TASK TO CARRY OUT:
Pictures appear in the records below; write out everything else exactly.

TASK INPUTS:
━━━━━━━━━━
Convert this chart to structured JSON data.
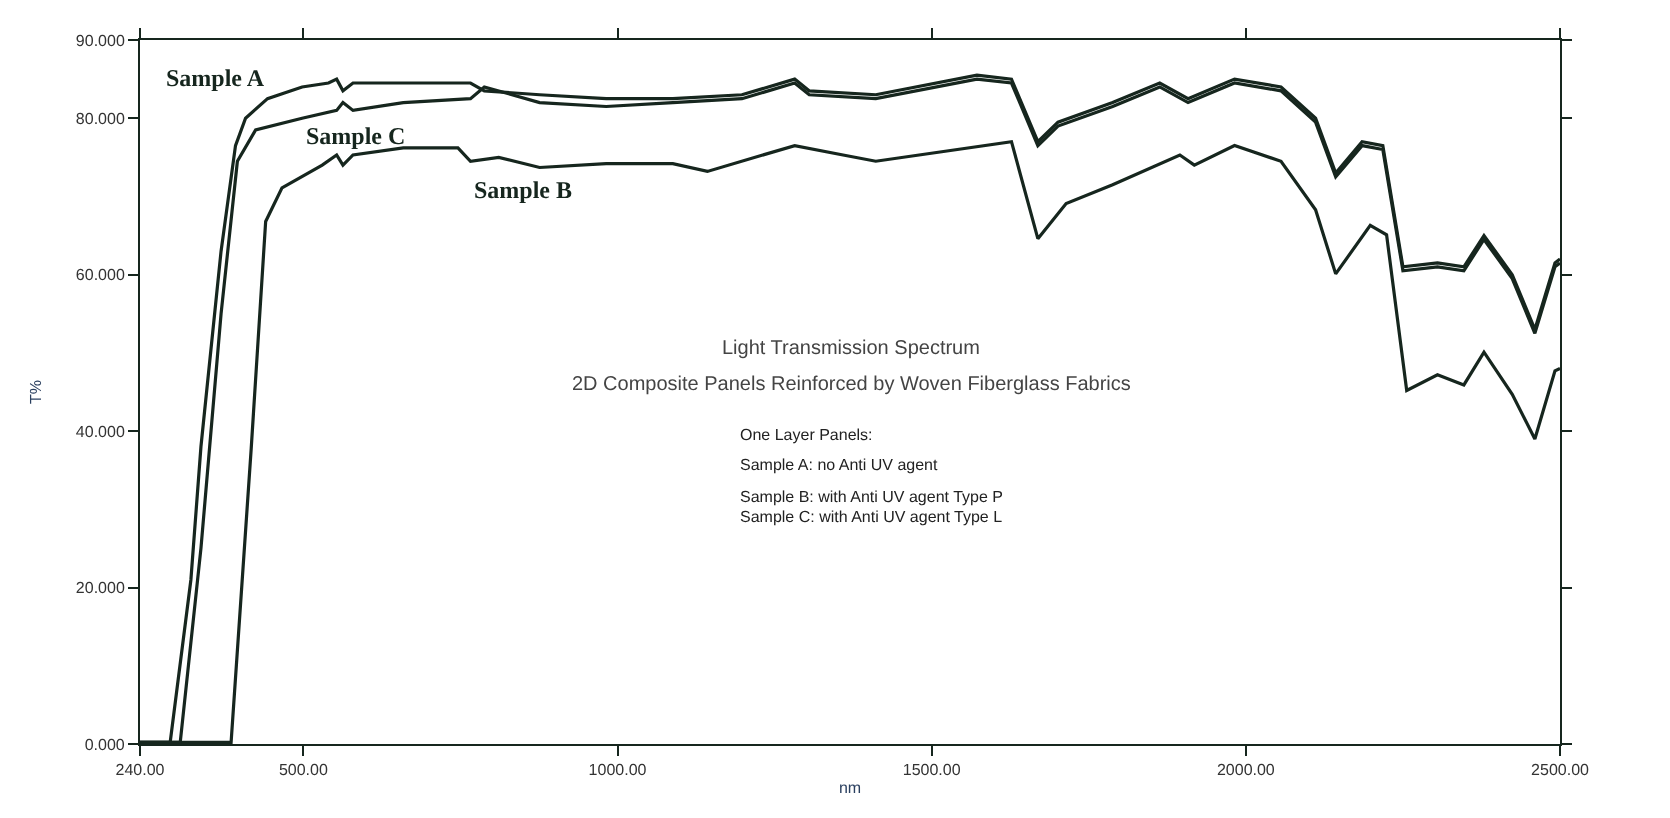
{
  "chart_data": {
    "type": "line",
    "xlabel": "nm",
    "ylabel": "T%",
    "xlim": [
      240,
      2500
    ],
    "ylim": [
      0,
      90
    ],
    "xticks": [
      {
        "value": 240,
        "label": "240.00"
      },
      {
        "value": 500,
        "label": "500.00"
      },
      {
        "value": 1000,
        "label": "1000.00"
      },
      {
        "value": 1500,
        "label": "1500.00"
      },
      {
        "value": 2000,
        "label": "2000.00"
      },
      {
        "value": 2500,
        "label": "2500.00"
      }
    ],
    "yticks": [
      {
        "value": 0,
        "label": "0.000"
      },
      {
        "value": 20,
        "label": "20.000"
      },
      {
        "value": 40,
        "label": "40.000"
      },
      {
        "value": 60,
        "label": "60.000"
      },
      {
        "value": 80,
        "label": "80.000"
      },
      {
        "value": 90,
        "label": "90.000"
      }
    ],
    "marker": "none",
    "line_style": "solid",
    "series": [
      {
        "name": "Sample A",
        "color": "#16261e",
        "x": [
          240,
          288,
          321,
          337,
          369,
          392,
          408,
          443,
          498,
          540,
          553,
          563,
          579,
          659,
          766,
          788,
          876,
          982,
          1088,
          1198,
          1282,
          1305,
          1411,
          1572,
          1627,
          1669,
          1701,
          1788,
          1863,
          1908,
          1982,
          2056,
          2111,
          2143,
          2185,
          2218,
          2250,
          2305,
          2347,
          2379,
          2424,
          2460,
          2492,
          2500
        ],
        "values": [
          0.2,
          0.2,
          21,
          38,
          63,
          76.5,
          80,
          82.5,
          84,
          84.5,
          85,
          83.5,
          84.5,
          84.5,
          84.5,
          83.5,
          83,
          82.5,
          82.5,
          83,
          85,
          83.5,
          83,
          85.5,
          85,
          77,
          79.5,
          82,
          84.5,
          82.5,
          85,
          84,
          80,
          73,
          77,
          76.5,
          61,
          61.5,
          61,
          65,
          60,
          53,
          61.5,
          62
        ]
      },
      {
        "name": "Sample B",
        "color": "#16261e",
        "x": [
          240,
          385,
          417,
          440,
          466,
          530,
          553,
          563,
          579,
          659,
          746,
          766,
          811,
          876,
          982,
          1088,
          1143,
          1282,
          1359,
          1411,
          1627,
          1669,
          1714,
          1788,
          1895,
          1918,
          1982,
          2056,
          2111,
          2143,
          2198,
          2224,
          2256,
          2305,
          2347,
          2379,
          2424,
          2460,
          2492,
          2500
        ],
        "values": [
          0.2,
          0.2,
          37.8,
          66.8,
          71.1,
          74,
          75.3,
          74,
          75.3,
          76.2,
          76.2,
          74.5,
          75,
          73.7,
          74.2,
          74.2,
          73.2,
          76.5,
          75.3,
          74.5,
          77,
          64.6,
          69.1,
          71.5,
          75.3,
          74,
          76.5,
          74.5,
          68.3,
          60.1,
          66.3,
          65.1,
          45.2,
          47.2,
          45.9,
          50.1,
          44.7,
          39,
          47.7,
          48
        ]
      },
      {
        "name": "Sample C",
        "color": "#16261e",
        "x": [
          240,
          304,
          337,
          369,
          395,
          424,
          498,
          553,
          563,
          579,
          659,
          766,
          788,
          876,
          982,
          1088,
          1198,
          1282,
          1305,
          1411,
          1572,
          1627,
          1669,
          1701,
          1788,
          1863,
          1908,
          1982,
          2056,
          2111,
          2143,
          2185,
          2218,
          2250,
          2305,
          2347,
          2379,
          2424,
          2460,
          2492,
          2500
        ],
        "values": [
          0.2,
          0.2,
          25,
          55,
          74.5,
          78.5,
          80,
          81,
          82,
          81,
          82,
          82.5,
          84,
          82,
          81.5,
          82,
          82.5,
          84.5,
          83,
          82.5,
          85,
          84.5,
          76.5,
          79,
          81.5,
          84,
          82,
          84.5,
          83.5,
          79.5,
          72.5,
          76.5,
          76,
          60.5,
          61,
          60.5,
          64.5,
          59.5,
          52.5,
          61,
          61.5
        ]
      }
    ],
    "annotations": [
      "Light Transmission Spectrum",
      "2D Composite Panels Reinforced by Woven Fiberglass Fabrics",
      "One Layer Panels:",
      "Sample A: no Anti UV agent",
      "Sample B: with Anti UV agent Type P",
      "Sample C: with Anti UV agent Type L"
    ]
  }
}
━━━━━━━━━━
SOLUTION FOR THIS PROBLEM:
Convert this chart to structured JSON data.
{
  "chart_data": {
    "type": "line",
    "xlabel": "nm",
    "ylabel": "T%",
    "xlim": [
      240,
      2500
    ],
    "ylim": [
      0,
      90
    ],
    "xticks": [
      {
        "value": 240,
        "label": "240.00"
      },
      {
        "value": 500,
        "label": "500.00"
      },
      {
        "value": 1000,
        "label": "1000.00"
      },
      {
        "value": 1500,
        "label": "1500.00"
      },
      {
        "value": 2000,
        "label": "2000.00"
      },
      {
        "value": 2500,
        "label": "2500.00"
      }
    ],
    "yticks": [
      {
        "value": 0,
        "label": "0.000"
      },
      {
        "value": 20,
        "label": "20.000"
      },
      {
        "value": 40,
        "label": "40.000"
      },
      {
        "value": 60,
        "label": "60.000"
      },
      {
        "value": 80,
        "label": "80.000"
      },
      {
        "value": 90,
        "label": "90.000"
      }
    ],
    "marker": "none",
    "line_style": "solid",
    "series": [
      {
        "name": "Sample A",
        "color": "#16261e",
        "x": [
          240,
          288,
          321,
          337,
          369,
          392,
          408,
          443,
          498,
          540,
          553,
          563,
          579,
          659,
          766,
          788,
          876,
          982,
          1088,
          1198,
          1282,
          1305,
          1411,
          1572,
          1627,
          1669,
          1701,
          1788,
          1863,
          1908,
          1982,
          2056,
          2111,
          2143,
          2185,
          2218,
          2250,
          2305,
          2347,
          2379,
          2424,
          2460,
          2492,
          2500
        ],
        "values": [
          0.2,
          0.2,
          21,
          38,
          63,
          76.5,
          80,
          82.5,
          84,
          84.5,
          85,
          83.5,
          84.5,
          84.5,
          84.5,
          83.5,
          83,
          82.5,
          82.5,
          83,
          85,
          83.5,
          83,
          85.5,
          85,
          77,
          79.5,
          82,
          84.5,
          82.5,
          85,
          84,
          80,
          73,
          77,
          76.5,
          61,
          61.5,
          61,
          65,
          60,
          53,
          61.5,
          62
        ]
      },
      {
        "name": "Sample B",
        "color": "#16261e",
        "x": [
          240,
          385,
          417,
          440,
          466,
          530,
          553,
          563,
          579,
          659,
          746,
          766,
          811,
          876,
          982,
          1088,
          1143,
          1282,
          1359,
          1411,
          1627,
          1669,
          1714,
          1788,
          1895,
          1918,
          1982,
          2056,
          2111,
          2143,
          2198,
          2224,
          2256,
          2305,
          2347,
          2379,
          2424,
          2460,
          2492,
          2500
        ],
        "values": [
          0.2,
          0.2,
          37.8,
          66.8,
          71.1,
          74,
          75.3,
          74,
          75.3,
          76.2,
          76.2,
          74.5,
          75,
          73.7,
          74.2,
          74.2,
          73.2,
          76.5,
          75.3,
          74.5,
          77,
          64.6,
          69.1,
          71.5,
          75.3,
          74,
          76.5,
          74.5,
          68.3,
          60.1,
          66.3,
          65.1,
          45.2,
          47.2,
          45.9,
          50.1,
          44.7,
          39,
          47.7,
          48
        ]
      },
      {
        "name": "Sample C",
        "color": "#16261e",
        "x": [
          240,
          304,
          337,
          369,
          395,
          424,
          498,
          553,
          563,
          579,
          659,
          766,
          788,
          876,
          982,
          1088,
          1198,
          1282,
          1305,
          1411,
          1572,
          1627,
          1669,
          1701,
          1788,
          1863,
          1908,
          1982,
          2056,
          2111,
          2143,
          2185,
          2218,
          2250,
          2305,
          2347,
          2379,
          2424,
          2460,
          2492,
          2500
        ],
        "values": [
          0.2,
          0.2,
          25,
          55,
          74.5,
          78.5,
          80,
          81,
          82,
          81,
          82,
          82.5,
          84,
          82,
          81.5,
          82,
          82.5,
          84.5,
          83,
          82.5,
          85,
          84.5,
          76.5,
          79,
          81.5,
          84,
          82,
          84.5,
          83.5,
          79.5,
          72.5,
          76.5,
          76,
          60.5,
          61,
          60.5,
          64.5,
          59.5,
          52.5,
          61,
          61.5
        ]
      }
    ],
    "annotations": [
      "Light Transmission Spectrum",
      "2D Composite Panels Reinforced by Woven Fiberglass Fabrics",
      "One Layer Panels:",
      "Sample A: no Anti UV agent",
      "Sample B: with Anti UV agent Type P",
      "Sample C: with Anti UV agent Type L"
    ]
  }
}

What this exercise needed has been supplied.